Set problem -
Keep the pictures out of the copy and repeat the records exactly.

Information given -
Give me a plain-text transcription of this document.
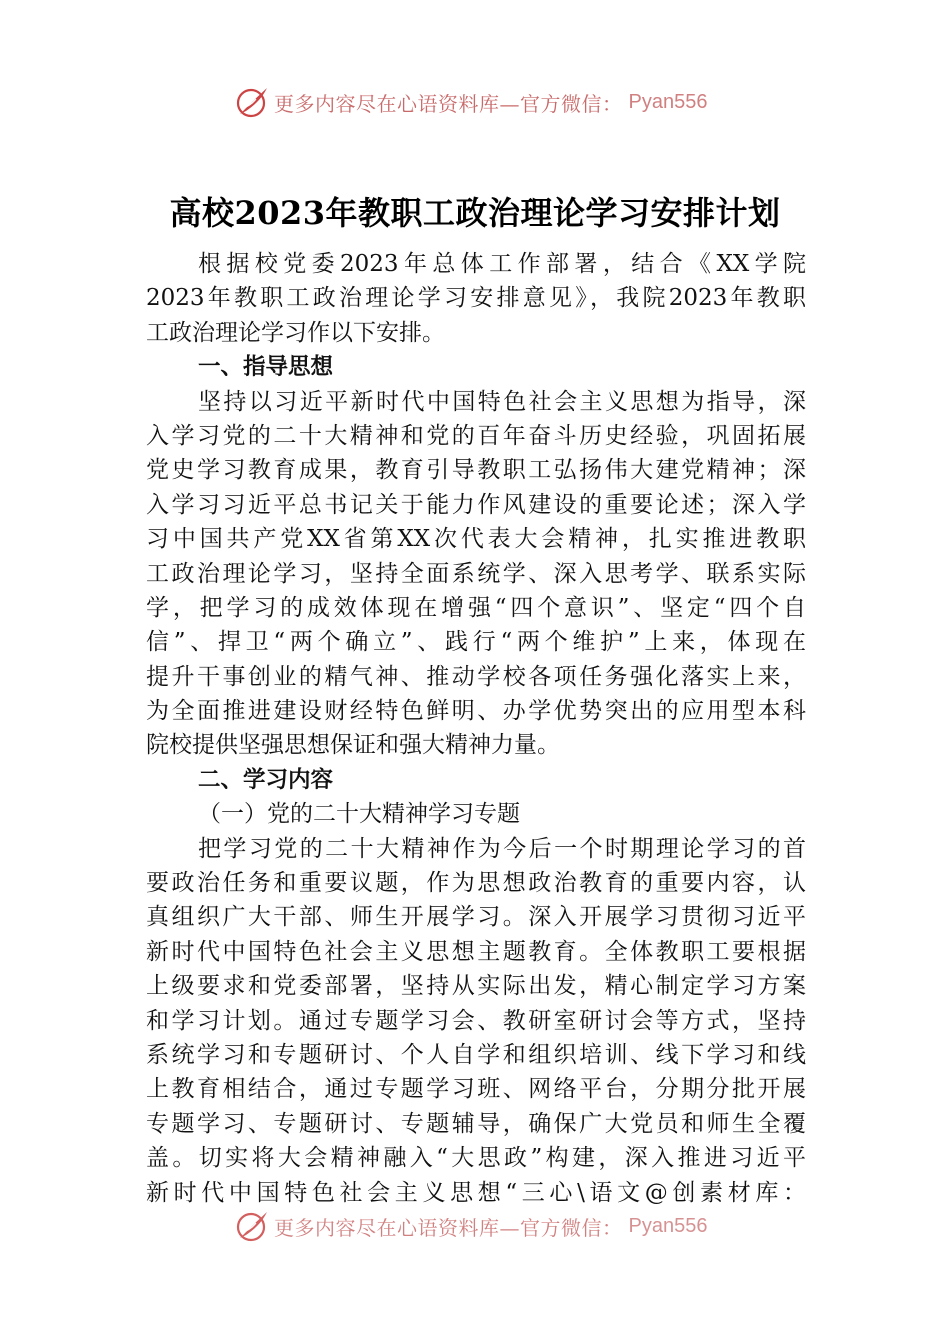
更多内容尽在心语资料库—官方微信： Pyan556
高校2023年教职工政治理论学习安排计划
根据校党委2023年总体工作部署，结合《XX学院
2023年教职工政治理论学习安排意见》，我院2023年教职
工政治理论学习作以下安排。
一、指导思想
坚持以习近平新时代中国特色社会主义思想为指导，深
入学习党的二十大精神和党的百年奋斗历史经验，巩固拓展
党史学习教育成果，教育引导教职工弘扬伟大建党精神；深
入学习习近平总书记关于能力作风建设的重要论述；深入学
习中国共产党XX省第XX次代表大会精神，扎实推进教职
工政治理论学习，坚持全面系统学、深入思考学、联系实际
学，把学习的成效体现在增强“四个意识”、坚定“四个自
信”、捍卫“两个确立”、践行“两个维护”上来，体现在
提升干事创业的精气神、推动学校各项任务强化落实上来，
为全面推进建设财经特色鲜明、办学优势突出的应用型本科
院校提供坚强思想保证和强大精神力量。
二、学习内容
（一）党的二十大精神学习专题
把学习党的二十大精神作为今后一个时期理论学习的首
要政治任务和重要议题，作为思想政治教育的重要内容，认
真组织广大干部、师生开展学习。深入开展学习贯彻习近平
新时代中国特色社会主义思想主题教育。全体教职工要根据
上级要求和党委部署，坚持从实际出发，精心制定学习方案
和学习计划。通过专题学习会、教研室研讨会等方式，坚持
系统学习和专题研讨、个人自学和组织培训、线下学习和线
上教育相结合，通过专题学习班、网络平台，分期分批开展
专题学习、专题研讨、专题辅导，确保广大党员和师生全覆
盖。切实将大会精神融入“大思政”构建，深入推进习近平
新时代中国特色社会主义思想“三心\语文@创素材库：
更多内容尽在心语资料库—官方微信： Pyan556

Solution to the exercise -
Give me a plain-text transcription of this document.
更多内容尽在心语资料库—官方微信： Pyan556
高校2023年教职工政治理论学习安排计划
根据校党委2023年总体工作部署，结合《XX学院
2023年教职工政治理论学习安排意见》，我院2023年教职
工政治理论学习作以下安排。
一、指导思想
坚持以习近平新时代中国特色社会主义思想为指导，深
入学习党的二十大精神和党的百年奋斗历史经验，巩固拓展
党史学习教育成果，教育引导教职工弘扬伟大建党精神；深
入学习习近平总书记关于能力作风建设的重要论述；深入学
习中国共产党XX省第XX次代表大会精神，扎实推进教职
工政治理论学习，坚持全面系统学、深入思考学、联系实际
学，把学习的成效体现在增强“四个意识”、坚定“四个自
信”、捍卫“两个确立”、践行“两个维护”上来，体现在
提升干事创业的精气神、推动学校各项任务强化落实上来，
为全面推进建设财经特色鲜明、办学优势突出的应用型本科
院校提供坚强思想保证和强大精神力量。
二、学习内容
（一）党的二十大精神学习专题
把学习党的二十大精神作为今后一个时期理论学习的首
要政治任务和重要议题，作为思想政治教育的重要内容，认
真组织广大干部、师生开展学习。深入开展学习贯彻习近平
新时代中国特色社会主义思想主题教育。全体教职工要根据
上级要求和党委部署，坚持从实际出发，精心制定学习方案
和学习计划。通过专题学习会、教研室研讨会等方式，坚持
系统学习和专题研讨、个人自学和组织培训、线下学习和线
上教育相结合，通过专题学习班、网络平台，分期分批开展
专题学习、专题研讨、专题辅导，确保广大党员和师生全覆
盖。切实将大会精神融入“大思政”构建，深入推进习近平
新时代中国特色社会主义思想“三心\语文@创素材库：
更多内容尽在心语资料库—官方微信： Pyan556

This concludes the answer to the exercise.